(Figure contents as structured data)
§
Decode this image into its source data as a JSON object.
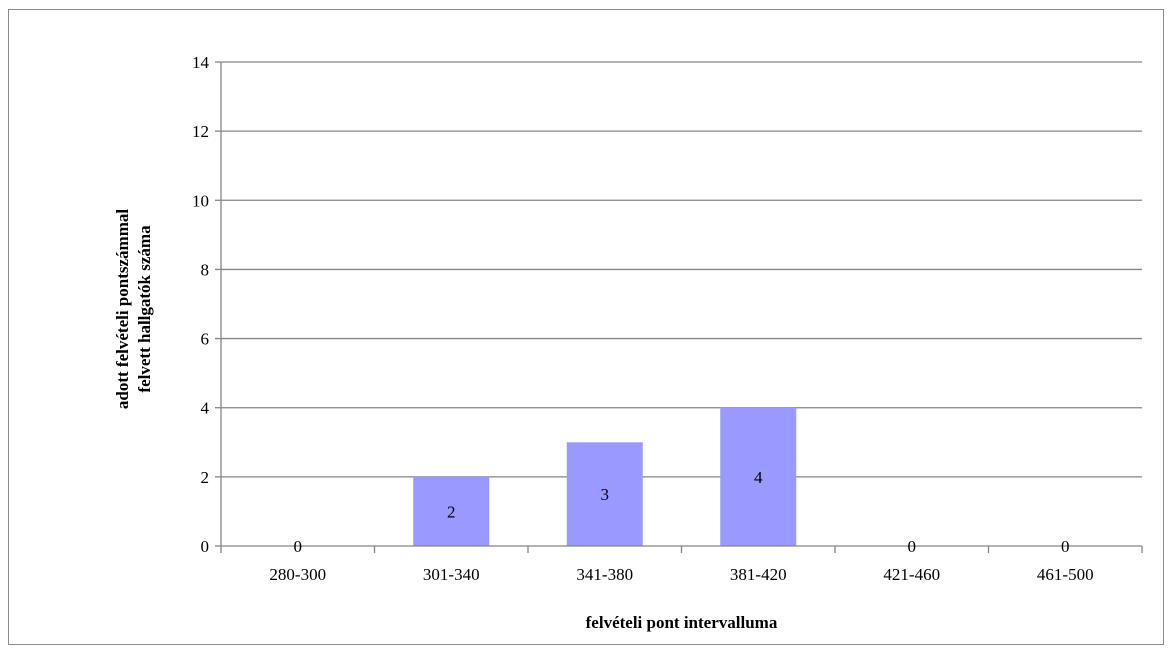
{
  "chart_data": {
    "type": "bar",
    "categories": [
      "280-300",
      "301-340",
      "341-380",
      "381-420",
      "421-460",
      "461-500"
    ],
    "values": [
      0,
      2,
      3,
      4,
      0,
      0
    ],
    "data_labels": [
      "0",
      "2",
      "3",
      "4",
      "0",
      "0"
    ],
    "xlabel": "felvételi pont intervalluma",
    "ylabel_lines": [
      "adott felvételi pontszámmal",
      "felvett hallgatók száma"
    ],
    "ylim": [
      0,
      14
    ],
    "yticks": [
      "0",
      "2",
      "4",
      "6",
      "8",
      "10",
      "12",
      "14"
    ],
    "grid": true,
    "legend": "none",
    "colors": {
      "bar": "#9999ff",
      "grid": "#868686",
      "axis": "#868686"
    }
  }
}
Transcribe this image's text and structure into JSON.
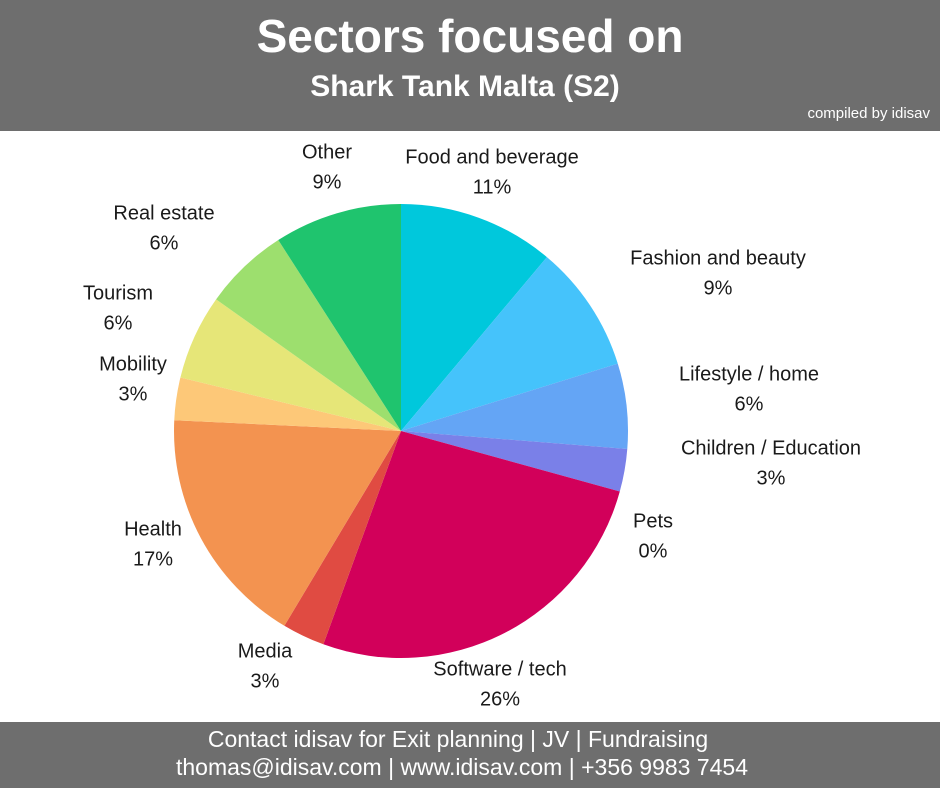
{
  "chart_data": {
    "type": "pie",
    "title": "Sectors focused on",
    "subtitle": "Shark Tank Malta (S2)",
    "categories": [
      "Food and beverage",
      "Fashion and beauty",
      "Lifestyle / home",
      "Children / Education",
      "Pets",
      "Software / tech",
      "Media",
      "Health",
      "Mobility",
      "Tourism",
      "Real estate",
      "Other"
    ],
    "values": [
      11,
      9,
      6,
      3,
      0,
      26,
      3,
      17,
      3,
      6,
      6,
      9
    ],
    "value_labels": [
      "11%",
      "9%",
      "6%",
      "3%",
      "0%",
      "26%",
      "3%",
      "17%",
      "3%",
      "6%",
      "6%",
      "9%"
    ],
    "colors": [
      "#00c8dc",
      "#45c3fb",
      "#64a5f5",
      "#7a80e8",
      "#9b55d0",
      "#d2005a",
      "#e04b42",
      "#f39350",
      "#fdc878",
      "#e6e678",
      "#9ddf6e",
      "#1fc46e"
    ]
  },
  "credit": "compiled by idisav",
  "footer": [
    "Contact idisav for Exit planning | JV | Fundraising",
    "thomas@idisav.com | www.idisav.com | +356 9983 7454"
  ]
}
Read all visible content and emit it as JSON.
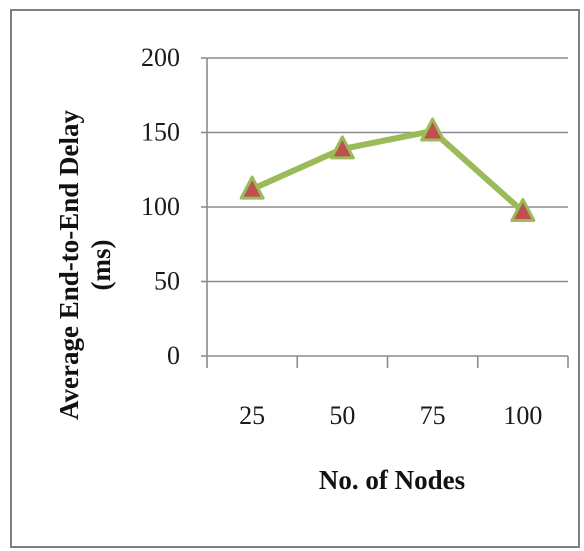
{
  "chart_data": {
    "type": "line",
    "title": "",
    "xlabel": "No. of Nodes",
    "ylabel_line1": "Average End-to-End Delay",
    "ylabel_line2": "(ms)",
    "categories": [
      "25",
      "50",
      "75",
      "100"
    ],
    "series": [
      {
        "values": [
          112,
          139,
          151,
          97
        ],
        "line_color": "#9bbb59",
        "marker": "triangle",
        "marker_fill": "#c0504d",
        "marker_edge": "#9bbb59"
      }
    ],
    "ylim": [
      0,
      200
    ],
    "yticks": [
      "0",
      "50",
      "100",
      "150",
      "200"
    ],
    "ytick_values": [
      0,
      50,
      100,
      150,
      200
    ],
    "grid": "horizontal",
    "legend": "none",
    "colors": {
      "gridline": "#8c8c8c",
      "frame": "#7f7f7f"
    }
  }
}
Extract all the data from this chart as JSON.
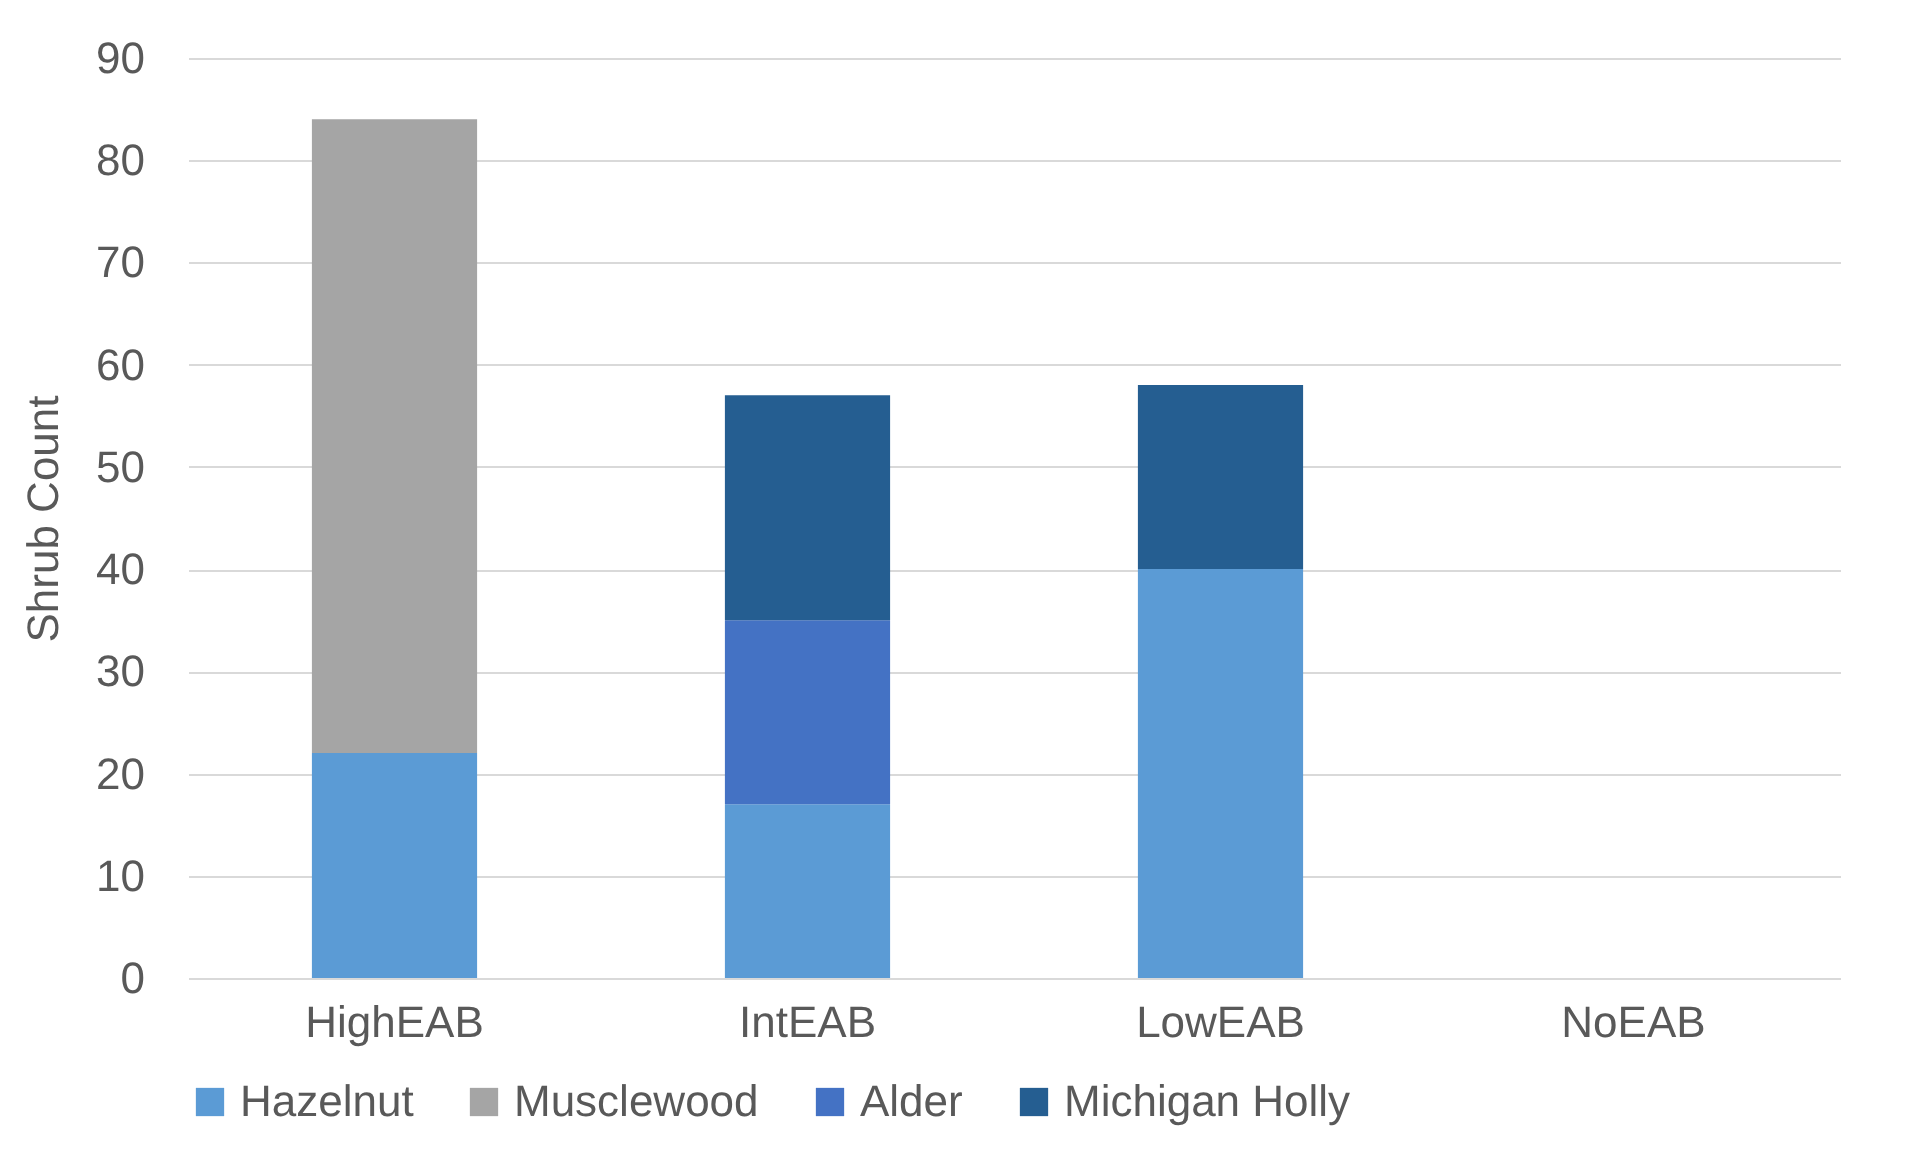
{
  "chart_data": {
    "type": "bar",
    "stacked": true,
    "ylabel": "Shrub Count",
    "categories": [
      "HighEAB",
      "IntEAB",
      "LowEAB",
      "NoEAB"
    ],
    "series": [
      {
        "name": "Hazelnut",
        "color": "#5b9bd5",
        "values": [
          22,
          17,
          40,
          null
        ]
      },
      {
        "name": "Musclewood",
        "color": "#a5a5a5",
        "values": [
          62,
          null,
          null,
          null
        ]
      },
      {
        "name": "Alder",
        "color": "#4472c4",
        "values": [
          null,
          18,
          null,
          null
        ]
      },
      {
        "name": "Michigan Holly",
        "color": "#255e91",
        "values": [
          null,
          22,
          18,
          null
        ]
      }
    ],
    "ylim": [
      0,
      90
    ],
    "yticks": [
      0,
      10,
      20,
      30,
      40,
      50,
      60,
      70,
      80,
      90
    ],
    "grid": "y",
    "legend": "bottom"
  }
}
§
WHAT TO DO
Every line of the data should be copied as it stands, without the images.

COMPLETE ANSWER
Decode this image into its source data as a JSON object.
{
  "chart_data": {
    "type": "bar",
    "categories": [
      "280-300",
      "301-340",
      "341-380",
      "381-420",
      "421-460",
      "461-500"
    ],
    "values": [
      0,
      2,
      3,
      4,
      0,
      0
    ],
    "data_labels": [
      "0",
      "2",
      "3",
      "4",
      "0",
      "0"
    ],
    "xlabel": "felvételi pont intervalluma",
    "ylabel_lines": [
      "adott felvételi pontszámmal",
      "felvett hallgatók száma"
    ],
    "ylim": [
      0,
      14
    ],
    "yticks": [
      "0",
      "2",
      "4",
      "6",
      "8",
      "10",
      "12",
      "14"
    ],
    "grid": true,
    "legend": "none",
    "colors": {
      "bar": "#9999ff",
      "grid": "#868686",
      "axis": "#868686"
    }
  }
}
Transcribe this image's text and structure into JSON.
{
  "chart_data": {
    "type": "pie",
    "title": "Sectors focused on",
    "subtitle": "Shark Tank Malta (S2)",
    "categories": [
      "Food and beverage",
      "Fashion and beauty",
      "Lifestyle / home",
      "Children / Education",
      "Pets",
      "Software / tech",
      "Media",
      "Health",
      "Mobility",
      "Tourism",
      "Real estate",
      "Other"
    ],
    "values": [
      11,
      9,
      6,
      3,
      0,
      26,
      3,
      17,
      3,
      6,
      6,
      9
    ],
    "value_labels": [
      "11%",
      "9%",
      "6%",
      "3%",
      "0%",
      "26%",
      "3%",
      "17%",
      "3%",
      "6%",
      "6%",
      "9%"
    ],
    "colors": [
      "#00c8dc",
      "#45c3fb",
      "#64a5f5",
      "#7a80e8",
      "#9b55d0",
      "#d2005a",
      "#e04b42",
      "#f39350",
      "#fdc878",
      "#e6e678",
      "#9ddf6e",
      "#1fc46e"
    ]
  },
  "credit": "compiled by idisav",
  "footer": [
    "Contact idisav for Exit planning | JV | Fundraising",
    "thomas@idisav.com | www.idisav.com | +356 9983 7454"
  ]
}
Read all visible content and emit it as JSON.
{
  "chart_data": {
    "type": "line",
    "title": "",
    "xlabel": "No. of Nodes",
    "ylabel_line1": "Average End-to-End Delay",
    "ylabel_line2": "(ms)",
    "categories": [
      "25",
      "50",
      "75",
      "100"
    ],
    "series": [
      {
        "values": [
          112,
          139,
          151,
          97
        ],
        "line_color": "#9bbb59",
        "marker": "triangle",
        "marker_fill": "#c0504d",
        "marker_edge": "#9bbb59"
      }
    ],
    "ylim": [
      0,
      200
    ],
    "yticks": [
      "0",
      "50",
      "100",
      "150",
      "200"
    ],
    "ytick_values": [
      0,
      50,
      100,
      150,
      200
    ],
    "grid": "horizontal",
    "legend": "none",
    "colors": {
      "gridline": "#8c8c8c",
      "frame": "#7f7f7f"
    }
  }
}
Extract all the data from this chart as JSON.
{
  "chart_data": {
    "type": "bar",
    "stacked": true,
    "ylabel": "Shrub Count",
    "categories": [
      "HighEAB",
      "IntEAB",
      "LowEAB",
      "NoEAB"
    ],
    "series": [
      {
        "name": "Hazelnut",
        "color": "#5b9bd5",
        "values": [
          22,
          17,
          40,
          null
        ]
      },
      {
        "name": "Musclewood",
        "color": "#a5a5a5",
        "values": [
          62,
          null,
          null,
          null
        ]
      },
      {
        "name": "Alder",
        "color": "#4472c4",
        "values": [
          null,
          18,
          null,
          null
        ]
      },
      {
        "name": "Michigan Holly",
        "color": "#255e91",
        "values": [
          null,
          22,
          18,
          null
        ]
      }
    ],
    "ylim": [
      0,
      90
    ],
    "yticks": [
      0,
      10,
      20,
      30,
      40,
      50,
      60,
      70,
      80,
      90
    ],
    "grid": "y",
    "legend": "bottom"
  }
}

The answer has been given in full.